■ Task objective
Make a verbatim copy of the entries below; pictures stay out.
★ ★ ★ ★
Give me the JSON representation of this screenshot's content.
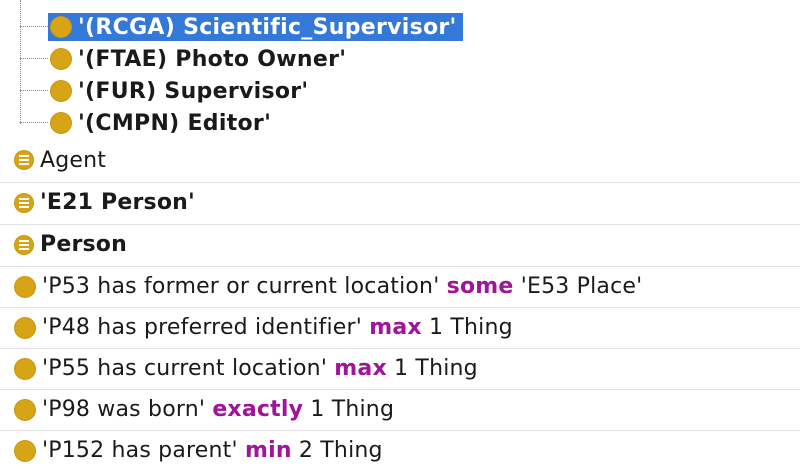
{
  "tree": {
    "children": [
      {
        "label": "'(RCGA) Scientific_Supervisor'",
        "selected": true
      },
      {
        "label": "'(FTAE) Photo Owner'",
        "selected": false
      },
      {
        "label": "'(FUR) Supervisor'",
        "selected": false
      },
      {
        "label": "'(CMPN) Editor'",
        "selected": false
      }
    ]
  },
  "classes": [
    {
      "label": "Agent",
      "bold": false
    },
    {
      "label": "'E21 Person'",
      "bold": true
    },
    {
      "label": "Person",
      "bold": true
    }
  ],
  "restrictions": [
    {
      "property": "'P53 has former or current location'",
      "keyword": "some",
      "filler": "'E53 Place'"
    },
    {
      "property": "'P48 has preferred identifier'",
      "keyword": "max",
      "filler": "1 Thing"
    },
    {
      "property": "'P55 has current location'",
      "keyword": "max",
      "filler": "1 Thing"
    },
    {
      "property": "'P98 was born'",
      "keyword": "exactly",
      "filler": "1 Thing"
    },
    {
      "property": "'P152 has parent'",
      "keyword": "min",
      "filler": "2 Thing"
    }
  ],
  "colors": {
    "selection": "#3478d8",
    "keyword": "#a0149a",
    "individual_dot": "#d7a415"
  },
  "icons": {
    "tree_node": "individual-dot-icon",
    "class": "equivalent-class-icon",
    "restriction": "superclass-dot-icon"
  }
}
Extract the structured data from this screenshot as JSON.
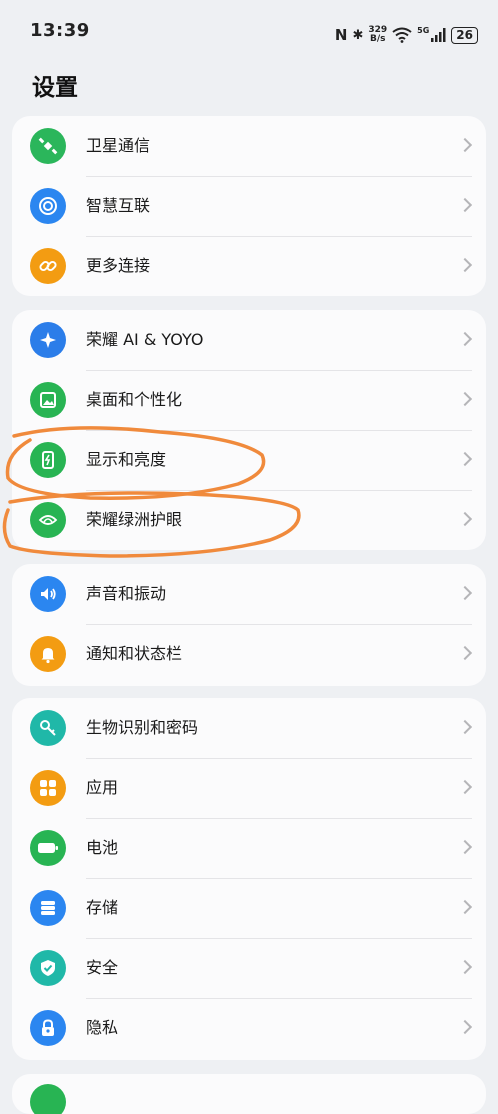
{
  "status_bar": {
    "time": "13:39",
    "nfc": "N",
    "bluetooth": "✱",
    "speed_top": "329",
    "speed_bottom": "B/s",
    "signal_label": "5G",
    "battery": "26"
  },
  "page": {
    "title": "设置"
  },
  "groups": [
    {
      "items": [
        {
          "label": "卫星通信",
          "icon": "satellite-icon",
          "color": "#2bb65b"
        },
        {
          "label": "智慧互联",
          "icon": "smart-link-icon",
          "color": "#2b86f0"
        },
        {
          "label": "更多连接",
          "icon": "link-icon",
          "color": "#f39c12"
        }
      ]
    },
    {
      "items": [
        {
          "label": "荣耀 AI & YOYO",
          "icon": "ai-assistant-icon",
          "color": "#2b7de9"
        },
        {
          "label": "桌面和个性化",
          "icon": "picture-icon",
          "color": "#28b453"
        },
        {
          "label": "显示和亮度",
          "icon": "display-brightness-icon",
          "color": "#28b453"
        },
        {
          "label": "荣耀绿洲护眼",
          "icon": "eye-care-icon",
          "color": "#28b453"
        }
      ]
    },
    {
      "items": [
        {
          "label": "声音和振动",
          "icon": "speaker-icon",
          "color": "#2b86f0"
        },
        {
          "label": "通知和状态栏",
          "icon": "bell-icon",
          "color": "#f39c12"
        }
      ]
    },
    {
      "items": [
        {
          "label": "生物识别和密码",
          "icon": "key-icon",
          "color": "#20b8a8"
        },
        {
          "label": "应用",
          "icon": "apps-grid-icon",
          "color": "#f39c12"
        },
        {
          "label": "电池",
          "icon": "battery-icon",
          "color": "#28b453"
        },
        {
          "label": "存储",
          "icon": "storage-icon",
          "color": "#2b86f0"
        },
        {
          "label": "安全",
          "icon": "shield-check-icon",
          "color": "#20b8a8"
        },
        {
          "label": "隐私",
          "icon": "privacy-lock-icon",
          "color": "#2b86f0"
        }
      ]
    }
  ],
  "annotation_color": "#f08a3c"
}
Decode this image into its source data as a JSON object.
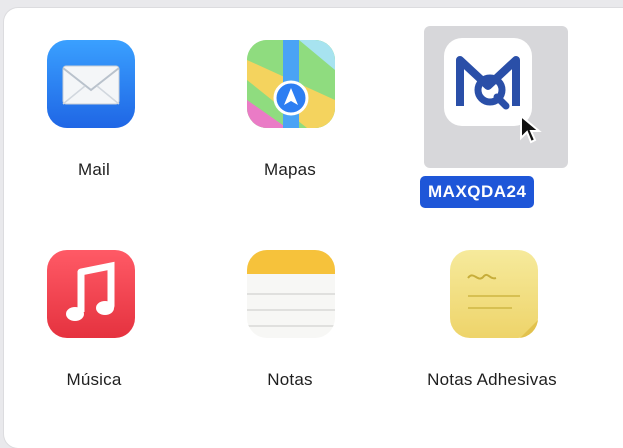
{
  "apps": [
    {
      "name": "Mail",
      "icon": "mail-icon",
      "color": "#2f7ff3"
    },
    {
      "name": "Mapas",
      "icon": "maps-icon",
      "color": "#6ccf63"
    },
    {
      "name": "MAXQDA24",
      "icon": "maxqda-icon",
      "color": "#2a4fa8",
      "selected": true
    },
    {
      "name": "Música",
      "icon": "music-icon",
      "color": "#f2414d"
    },
    {
      "name": "Notas",
      "icon": "notes-icon",
      "color": "#f6c23b"
    },
    {
      "name": "Notas Adhesivas",
      "icon": "stickies-icon",
      "color": "#f3e38a"
    }
  ],
  "colors": {
    "selection_bg": "#d7d7da",
    "selection_label": "#1e56d8"
  }
}
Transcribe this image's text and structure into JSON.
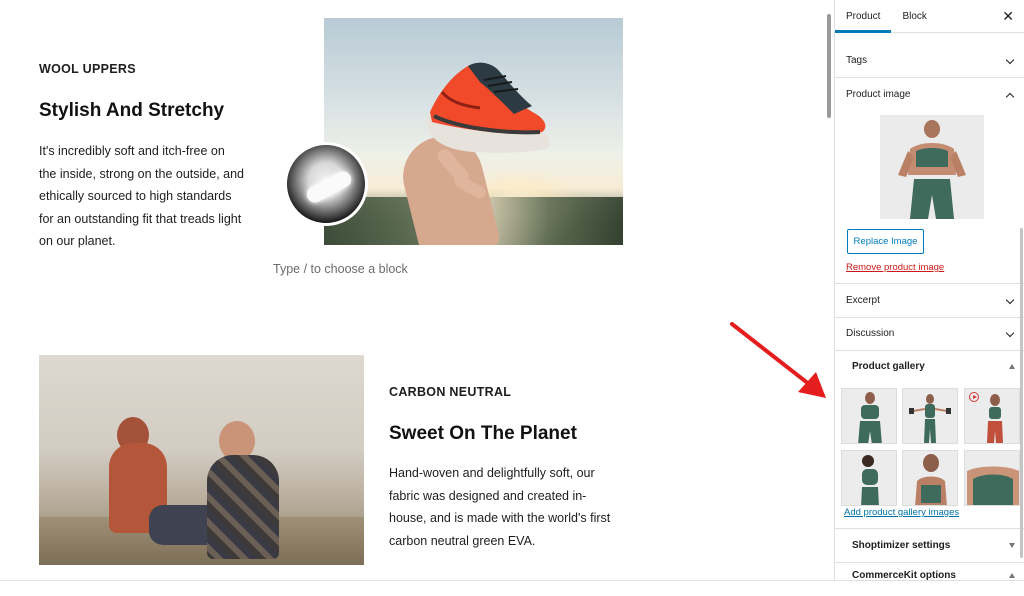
{
  "editor": {
    "block1": {
      "eyebrow": "WOOL UPPERS",
      "heading": "Stylish And Stretchy",
      "lines": [
        "It's incredibly soft and itch-free on",
        "the inside, strong on the outside, and",
        "ethically sourced to high standards",
        "for an outstanding fit that treads light",
        "on our planet."
      ]
    },
    "placeholder": "Type / to choose a block",
    "block2": {
      "eyebrow": "CARBON NEUTRAL",
      "heading": "Sweet On The Planet",
      "lines": [
        "Hand-woven and delightfully soft, our",
        "fabric was designed and created in-",
        "house, and is made with the world's first",
        "carbon neutral green EVA."
      ]
    }
  },
  "sidebar": {
    "tabs": [
      "Product",
      "Block"
    ],
    "active_tab": "Product",
    "close_icon": "close-icon",
    "panels": {
      "tags": "Tags",
      "product_image": "Product image",
      "replace_image": "Replace Image",
      "remove_image": "Remove product image",
      "excerpt": "Excerpt",
      "discussion": "Discussion",
      "product_gallery": "Product gallery",
      "add_gallery": "Add product gallery images",
      "shoptimizer": "Shoptimizer settings",
      "commercekit": "CommerceKit options"
    }
  },
  "colors": {
    "accent": "#007cba",
    "link": "#0073aa",
    "danger": "#cc1818",
    "arrow": "#e41e1e",
    "apparel": "#3e6b5c"
  }
}
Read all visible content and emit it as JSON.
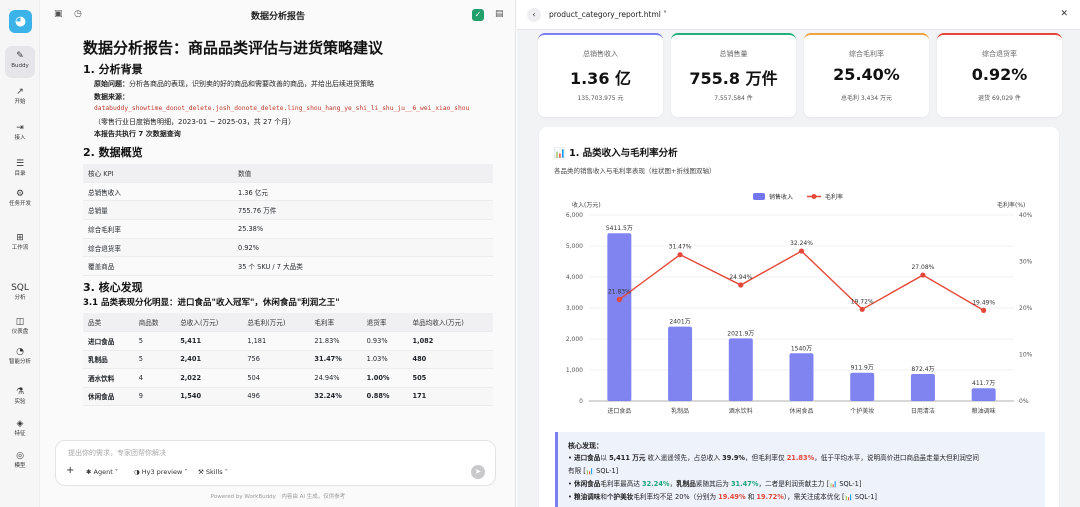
★ ★ ★ ★
■ Answer to this task
Give me the JSON representation of this screenshot's content.
{
  "tree": {
    "children": [
      {
        "label": "'(RCGA) Scientific_Supervisor'",
        "selected": true
      },
      {
        "label": "'(FTAE) Photo Owner'",
        "selected": false
      },
      {
        "label": "'(FUR) Supervisor'",
        "selected": false
      },
      {
        "label": "'(CMPN) Editor'",
        "selected": false
      }
    ]
  },
  "classes": [
    {
      "label": "Agent",
      "bold": false
    },
    {
      "label": "'E21 Person'",
      "bold": true
    },
    {
      "label": "Person",
      "bold": true
    }
  ],
  "restrictions": [
    {
      "property": "'P53 has former or current location'",
      "keyword": "some",
      "filler": "'E53 Place'"
    },
    {
      "property": "'P48 has preferred identifier'",
      "keyword": "max",
      "filler": "1 Thing"
    },
    {
      "property": "'P55 has current location'",
      "keyword": "max",
      "filler": "1 Thing"
    },
    {
      "property": "'P98 was born'",
      "keyword": "exactly",
      "filler": "1 Thing"
    },
    {
      "property": "'P152 has parent'",
      "keyword": "min",
      "filler": "2 Thing"
    }
  ],
  "colors": {
    "selection": "#3478d8",
    "keyword": "#a0149a",
    "individual_dot": "#d7a415"
  },
  "icons": {
    "tree_node": "individual-dot-icon",
    "class": "equivalent-class-icon",
    "restriction": "superclass-dot-icon"
  }
}
Extract the structured data from this screenshot as JSON.
{
  "status_bar": {
    "time": "13:39",
    "nfc": "N",
    "bluetooth": "✱",
    "speed_top": "329",
    "speed_bottom": "B/s",
    "signal_label": "5G",
    "battery": "26"
  },
  "page": {
    "title": "设置"
  },
  "groups": [
    {
      "items": [
        {
          "label": "卫星通信",
          "icon": "satellite-icon",
          "color": "#2bb65b"
        },
        {
          "label": "智慧互联",
          "icon": "smart-link-icon",
          "color": "#2b86f0"
        },
        {
          "label": "更多连接",
          "icon": "link-icon",
          "color": "#f39c12"
        }
      ]
    },
    {
      "items": [
        {
          "label": "荣耀 AI & YOYO",
          "icon": "ai-assistant-icon",
          "color": "#2b7de9"
        },
        {
          "label": "桌面和个性化",
          "icon": "picture-icon",
          "color": "#28b453"
        },
        {
          "label": "显示和亮度",
          "icon": "display-brightness-icon",
          "color": "#28b453"
        },
        {
          "label": "荣耀绿洲护眼",
          "icon": "eye-care-icon",
          "color": "#28b453"
        }
      ]
    },
    {
      "items": [
        {
          "label": "声音和振动",
          "icon": "speaker-icon",
          "color": "#2b86f0"
        },
        {
          "label": "通知和状态栏",
          "icon": "bell-icon",
          "color": "#f39c12"
        }
      ]
    },
    {
      "items": [
        {
          "label": "生物识别和密码",
          "icon": "key-icon",
          "color": "#20b8a8"
        },
        {
          "label": "应用",
          "icon": "apps-grid-icon",
          "color": "#f39c12"
        },
        {
          "label": "电池",
          "icon": "battery-icon",
          "color": "#28b453"
        },
        {
          "label": "存储",
          "icon": "storage-icon",
          "color": "#2b86f0"
        },
        {
          "label": "安全",
          "icon": "shield-check-icon",
          "color": "#20b8a8"
        },
        {
          "label": "隐私",
          "icon": "privacy-lock-icon",
          "color": "#2b86f0"
        }
      ]
    }
  ],
  "annotation_color": "#f08a3c"
}
Decode this image into its source data as a JSON object.
{
  "apps": [
    {
      "name": "Mail",
      "icon": "mail-icon",
      "color": "#2f7ff3"
    },
    {
      "name": "Mapas",
      "icon": "maps-icon",
      "color": "#6ccf63"
    },
    {
      "name": "MAXQDA24",
      "icon": "maxqda-icon",
      "color": "#2a4fa8",
      "selected": true
    },
    {
      "name": "Música",
      "icon": "music-icon",
      "color": "#f2414d"
    },
    {
      "name": "Notas",
      "icon": "notes-icon",
      "color": "#f6c23b"
    },
    {
      "name": "Notas Adhesivas",
      "icon": "stickies-icon",
      "color": "#f3e38a"
    }
  ],
  "colors": {
    "selection_bg": "#d7d7da",
    "selection_label": "#1e56d8"
  }
}
Transcribe this image's text and structure into JSON.
{
  "editor": {
    "block1": {
      "eyebrow": "WOOL UPPERS",
      "heading": "Stylish And Stretchy",
      "lines": [
        "It's incredibly soft and itch-free on",
        "the inside, strong on the outside, and",
        "ethically sourced to high standards",
        "for an outstanding fit that treads light",
        "on our planet."
      ]
    },
    "placeholder": "Type / to choose a block",
    "block2": {
      "eyebrow": "CARBON NEUTRAL",
      "heading": "Sweet On The Planet",
      "lines": [
        "Hand-woven and delightfully soft, our",
        "fabric was designed and created in-",
        "house, and is made with the world's first",
        "carbon neutral green EVA."
      ]
    }
  },
  "sidebar": {
    "tabs": [
      "Product",
      "Block"
    ],
    "active_tab": "Product",
    "close_icon": "close-icon",
    "panels": {
      "tags": "Tags",
      "product_image": "Product image",
      "replace_image": "Replace Image",
      "remove_image": "Remove product image",
      "excerpt": "Excerpt",
      "discussion": "Discussion",
      "product_gallery": "Product gallery",
      "add_gallery": "Add product gallery images",
      "shoptimizer": "Shoptimizer settings",
      "commercekit": "CommerceKit options"
    }
  },
  "colors": {
    "accent": "#007cba",
    "link": "#0073aa",
    "danger": "#cc1818",
    "arrow": "#e41e1e",
    "apparel": "#3e6b5c"
  }
}
Read all visible content and emit it as JSON.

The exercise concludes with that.